Data to process:
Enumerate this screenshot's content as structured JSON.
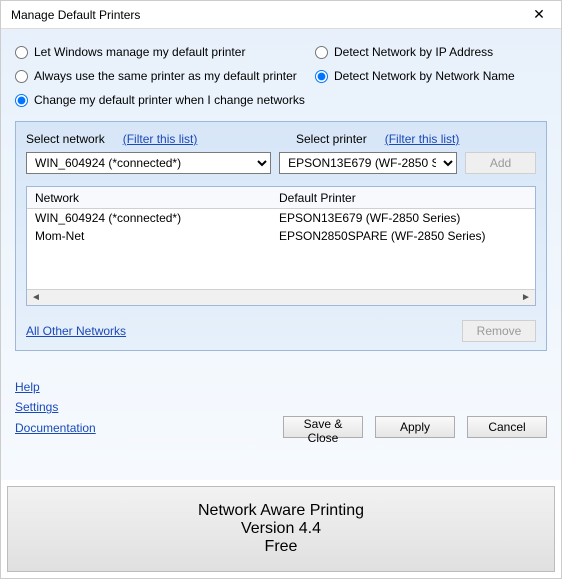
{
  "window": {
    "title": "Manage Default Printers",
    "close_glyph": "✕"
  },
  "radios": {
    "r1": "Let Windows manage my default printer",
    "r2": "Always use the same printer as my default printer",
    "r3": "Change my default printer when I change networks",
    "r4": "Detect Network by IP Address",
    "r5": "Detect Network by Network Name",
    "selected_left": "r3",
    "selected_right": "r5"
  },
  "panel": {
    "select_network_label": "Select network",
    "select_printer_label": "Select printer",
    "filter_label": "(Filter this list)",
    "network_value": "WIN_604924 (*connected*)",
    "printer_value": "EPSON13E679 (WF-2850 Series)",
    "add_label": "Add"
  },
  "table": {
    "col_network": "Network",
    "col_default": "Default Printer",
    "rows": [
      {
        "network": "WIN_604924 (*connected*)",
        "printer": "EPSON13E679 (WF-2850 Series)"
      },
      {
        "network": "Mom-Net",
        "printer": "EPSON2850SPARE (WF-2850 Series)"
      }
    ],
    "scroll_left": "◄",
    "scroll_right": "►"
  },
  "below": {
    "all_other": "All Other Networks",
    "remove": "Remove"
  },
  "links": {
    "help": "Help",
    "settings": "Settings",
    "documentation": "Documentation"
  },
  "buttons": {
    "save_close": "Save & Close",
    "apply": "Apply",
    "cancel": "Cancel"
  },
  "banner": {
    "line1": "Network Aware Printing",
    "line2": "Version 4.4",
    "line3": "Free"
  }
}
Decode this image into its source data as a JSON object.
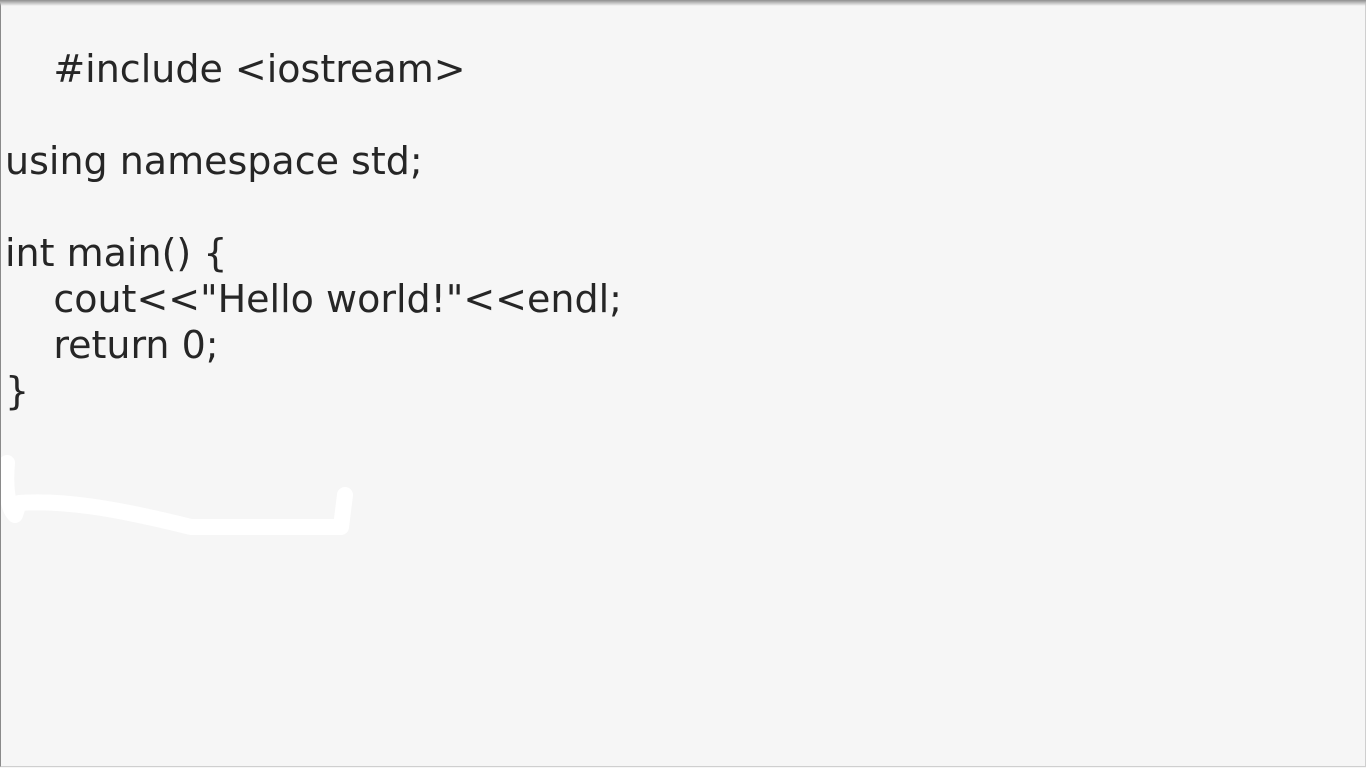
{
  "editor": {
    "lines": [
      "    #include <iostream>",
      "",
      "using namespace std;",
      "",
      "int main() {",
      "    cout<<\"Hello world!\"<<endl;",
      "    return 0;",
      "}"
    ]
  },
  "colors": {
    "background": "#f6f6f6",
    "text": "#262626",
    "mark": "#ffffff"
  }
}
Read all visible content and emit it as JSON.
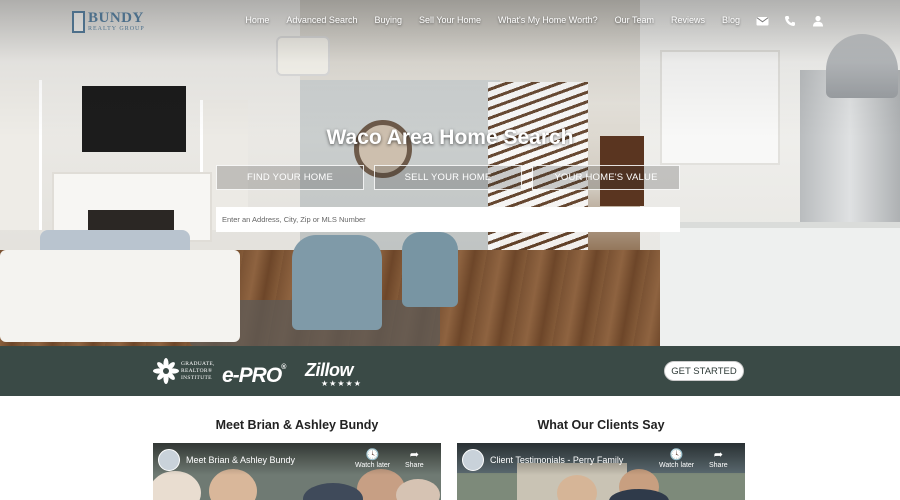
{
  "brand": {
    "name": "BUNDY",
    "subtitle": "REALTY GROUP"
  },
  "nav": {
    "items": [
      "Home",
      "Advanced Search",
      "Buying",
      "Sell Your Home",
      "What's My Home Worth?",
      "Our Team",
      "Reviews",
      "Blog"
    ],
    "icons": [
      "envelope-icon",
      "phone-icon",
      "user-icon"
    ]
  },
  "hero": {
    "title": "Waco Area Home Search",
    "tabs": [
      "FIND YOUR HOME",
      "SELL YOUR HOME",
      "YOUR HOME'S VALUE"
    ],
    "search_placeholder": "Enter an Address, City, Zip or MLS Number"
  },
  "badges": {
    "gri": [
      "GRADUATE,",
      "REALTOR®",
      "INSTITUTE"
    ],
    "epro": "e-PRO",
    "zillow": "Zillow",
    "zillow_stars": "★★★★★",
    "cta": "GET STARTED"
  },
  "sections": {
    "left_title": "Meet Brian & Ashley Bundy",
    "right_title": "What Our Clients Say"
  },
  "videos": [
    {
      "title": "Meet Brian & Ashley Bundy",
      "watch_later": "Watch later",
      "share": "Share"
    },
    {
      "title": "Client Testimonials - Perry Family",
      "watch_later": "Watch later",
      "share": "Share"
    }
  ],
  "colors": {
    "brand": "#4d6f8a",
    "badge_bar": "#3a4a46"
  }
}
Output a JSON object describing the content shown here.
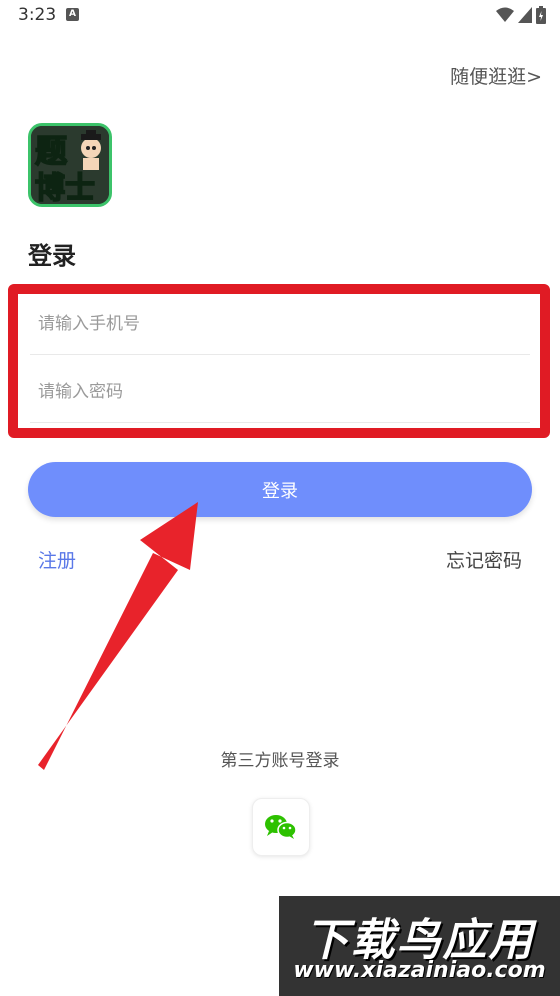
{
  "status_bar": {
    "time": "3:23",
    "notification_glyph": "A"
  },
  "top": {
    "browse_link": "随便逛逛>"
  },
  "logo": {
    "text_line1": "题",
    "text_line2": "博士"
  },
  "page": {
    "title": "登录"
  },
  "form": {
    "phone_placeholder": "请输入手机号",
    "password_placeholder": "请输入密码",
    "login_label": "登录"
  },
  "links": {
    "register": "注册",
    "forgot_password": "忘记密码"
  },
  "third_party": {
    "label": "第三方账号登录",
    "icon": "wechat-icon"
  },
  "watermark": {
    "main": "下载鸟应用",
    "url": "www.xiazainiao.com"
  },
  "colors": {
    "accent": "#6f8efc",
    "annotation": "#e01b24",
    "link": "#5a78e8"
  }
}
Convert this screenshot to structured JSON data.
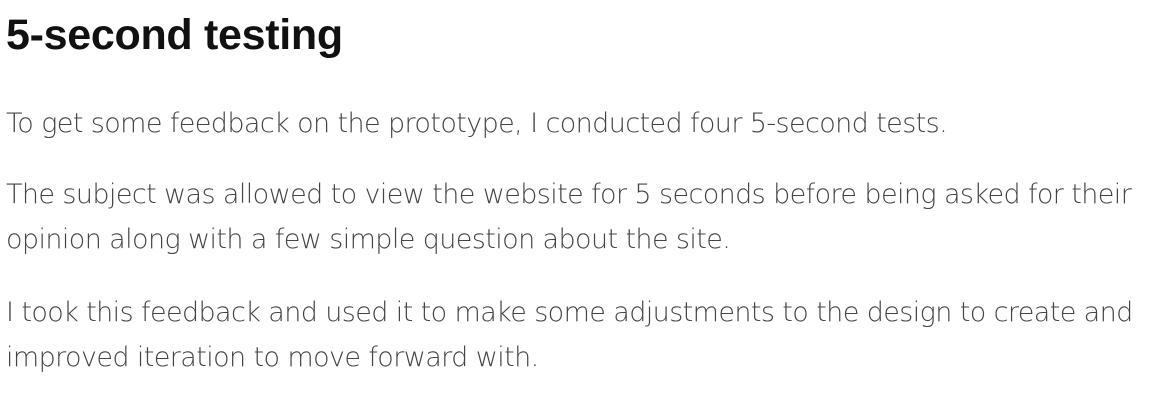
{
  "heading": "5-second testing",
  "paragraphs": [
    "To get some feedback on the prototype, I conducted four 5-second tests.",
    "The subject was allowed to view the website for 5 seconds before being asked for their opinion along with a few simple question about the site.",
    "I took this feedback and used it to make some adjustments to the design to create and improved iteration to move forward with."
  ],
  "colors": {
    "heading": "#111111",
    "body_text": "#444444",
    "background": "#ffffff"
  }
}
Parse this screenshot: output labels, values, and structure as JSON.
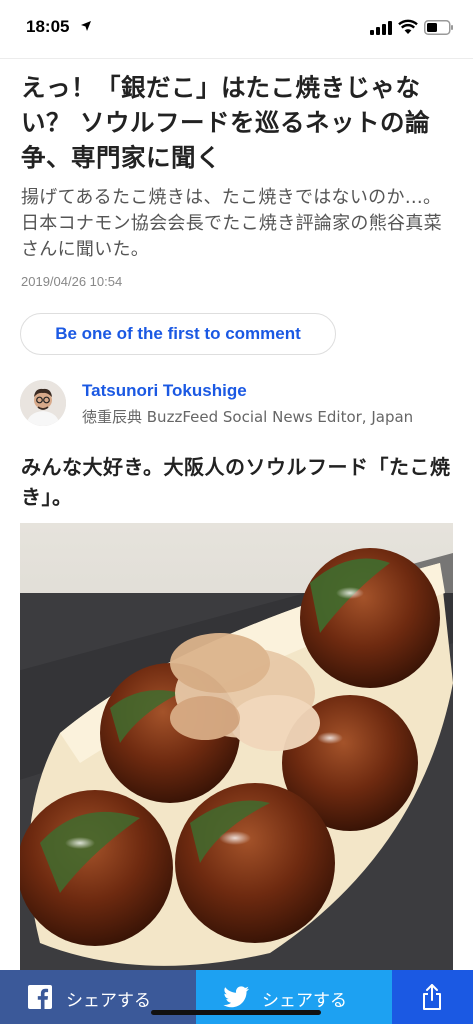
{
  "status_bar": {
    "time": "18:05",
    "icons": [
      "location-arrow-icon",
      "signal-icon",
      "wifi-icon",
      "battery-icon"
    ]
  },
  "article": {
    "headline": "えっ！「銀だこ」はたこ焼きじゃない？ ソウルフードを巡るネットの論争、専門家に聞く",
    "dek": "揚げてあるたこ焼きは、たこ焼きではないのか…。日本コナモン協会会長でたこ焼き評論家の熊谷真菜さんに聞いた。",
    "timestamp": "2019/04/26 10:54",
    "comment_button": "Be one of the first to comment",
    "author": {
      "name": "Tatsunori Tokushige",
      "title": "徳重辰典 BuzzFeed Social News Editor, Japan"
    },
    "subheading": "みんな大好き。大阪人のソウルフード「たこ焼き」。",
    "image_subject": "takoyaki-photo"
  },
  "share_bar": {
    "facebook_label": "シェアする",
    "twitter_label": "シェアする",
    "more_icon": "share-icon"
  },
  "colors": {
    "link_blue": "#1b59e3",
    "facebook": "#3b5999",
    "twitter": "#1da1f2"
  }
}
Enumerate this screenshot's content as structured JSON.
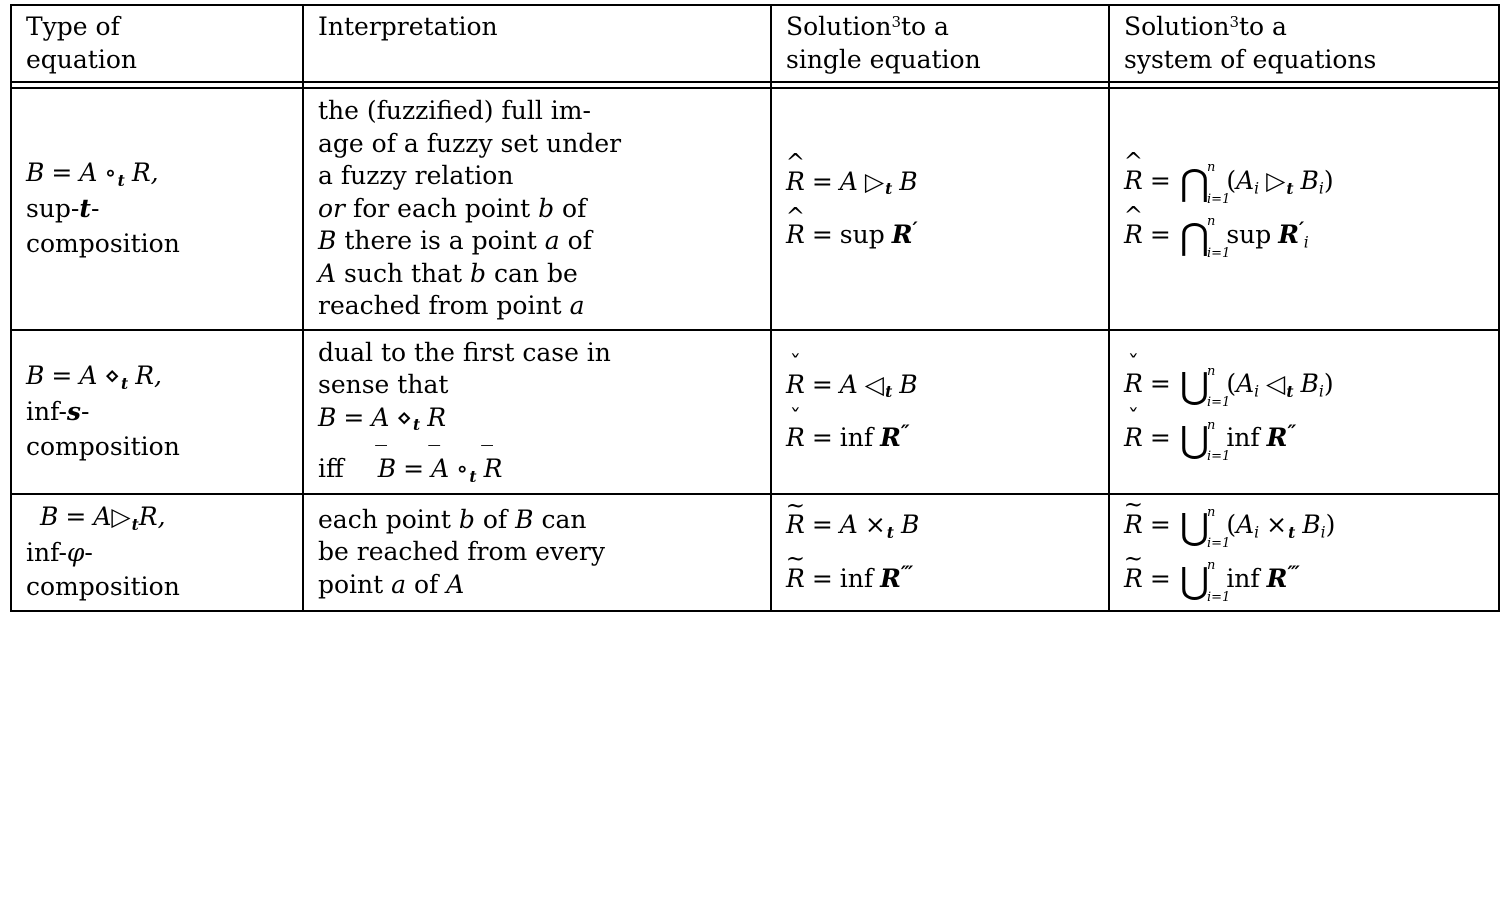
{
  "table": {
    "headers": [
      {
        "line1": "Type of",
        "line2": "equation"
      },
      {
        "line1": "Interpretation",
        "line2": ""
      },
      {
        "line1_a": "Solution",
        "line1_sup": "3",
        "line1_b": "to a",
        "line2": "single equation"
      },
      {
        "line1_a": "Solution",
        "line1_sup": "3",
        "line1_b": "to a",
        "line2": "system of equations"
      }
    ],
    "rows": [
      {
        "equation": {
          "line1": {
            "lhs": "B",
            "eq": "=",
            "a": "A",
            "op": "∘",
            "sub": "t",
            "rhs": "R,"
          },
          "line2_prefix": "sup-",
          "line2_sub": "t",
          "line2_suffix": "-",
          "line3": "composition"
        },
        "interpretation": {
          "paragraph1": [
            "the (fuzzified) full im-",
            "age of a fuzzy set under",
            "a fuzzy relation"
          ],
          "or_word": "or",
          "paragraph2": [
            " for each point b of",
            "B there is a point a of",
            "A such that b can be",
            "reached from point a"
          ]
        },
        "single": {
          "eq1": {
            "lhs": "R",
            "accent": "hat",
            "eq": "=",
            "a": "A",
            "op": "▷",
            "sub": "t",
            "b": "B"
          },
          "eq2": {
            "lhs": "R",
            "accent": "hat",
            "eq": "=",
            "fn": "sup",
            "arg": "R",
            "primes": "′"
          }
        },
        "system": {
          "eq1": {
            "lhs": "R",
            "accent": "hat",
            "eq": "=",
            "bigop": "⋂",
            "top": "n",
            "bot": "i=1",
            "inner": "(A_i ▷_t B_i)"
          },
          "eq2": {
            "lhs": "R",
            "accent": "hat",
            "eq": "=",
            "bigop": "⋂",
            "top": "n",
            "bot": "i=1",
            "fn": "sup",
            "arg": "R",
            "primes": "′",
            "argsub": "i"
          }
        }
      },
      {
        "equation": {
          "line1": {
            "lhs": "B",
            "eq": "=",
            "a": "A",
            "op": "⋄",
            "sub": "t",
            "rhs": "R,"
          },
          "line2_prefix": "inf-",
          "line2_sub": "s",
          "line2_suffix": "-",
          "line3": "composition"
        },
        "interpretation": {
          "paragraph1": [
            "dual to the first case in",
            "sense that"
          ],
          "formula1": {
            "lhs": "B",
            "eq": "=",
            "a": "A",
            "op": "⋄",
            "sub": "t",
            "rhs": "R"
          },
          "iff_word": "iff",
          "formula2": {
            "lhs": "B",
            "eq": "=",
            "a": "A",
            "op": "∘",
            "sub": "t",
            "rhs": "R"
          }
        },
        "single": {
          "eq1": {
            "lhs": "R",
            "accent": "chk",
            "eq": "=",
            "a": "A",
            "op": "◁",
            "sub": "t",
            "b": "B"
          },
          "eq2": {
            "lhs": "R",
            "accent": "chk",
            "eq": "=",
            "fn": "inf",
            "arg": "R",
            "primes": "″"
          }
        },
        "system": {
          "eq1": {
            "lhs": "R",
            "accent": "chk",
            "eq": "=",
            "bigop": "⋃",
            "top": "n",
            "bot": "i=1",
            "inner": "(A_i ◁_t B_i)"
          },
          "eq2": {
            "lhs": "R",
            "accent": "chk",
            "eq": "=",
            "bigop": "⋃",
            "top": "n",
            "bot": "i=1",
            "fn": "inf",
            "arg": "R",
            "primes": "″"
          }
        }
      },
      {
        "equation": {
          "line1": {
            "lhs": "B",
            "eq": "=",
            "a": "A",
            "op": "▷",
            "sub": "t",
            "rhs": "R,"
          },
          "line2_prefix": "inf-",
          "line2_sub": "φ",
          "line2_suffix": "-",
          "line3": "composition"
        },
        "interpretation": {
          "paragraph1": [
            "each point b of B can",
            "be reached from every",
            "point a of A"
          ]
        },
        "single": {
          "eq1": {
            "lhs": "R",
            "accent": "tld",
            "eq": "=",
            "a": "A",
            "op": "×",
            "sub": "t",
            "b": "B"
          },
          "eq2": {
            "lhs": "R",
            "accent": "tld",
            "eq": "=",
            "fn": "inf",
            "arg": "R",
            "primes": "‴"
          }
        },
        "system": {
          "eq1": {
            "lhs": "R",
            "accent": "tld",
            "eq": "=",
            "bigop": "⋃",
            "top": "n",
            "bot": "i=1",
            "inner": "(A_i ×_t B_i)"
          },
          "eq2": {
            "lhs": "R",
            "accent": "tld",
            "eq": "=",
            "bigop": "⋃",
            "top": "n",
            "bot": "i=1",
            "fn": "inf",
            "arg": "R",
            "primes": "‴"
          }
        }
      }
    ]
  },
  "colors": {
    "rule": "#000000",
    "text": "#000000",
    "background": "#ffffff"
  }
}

What you will do: Read through the entries and copy each line in which "Detect" appears.

Response for this exercise:
    "r4": "Detect Network by IP Address",
    "r5": "Detect Network by Network Name",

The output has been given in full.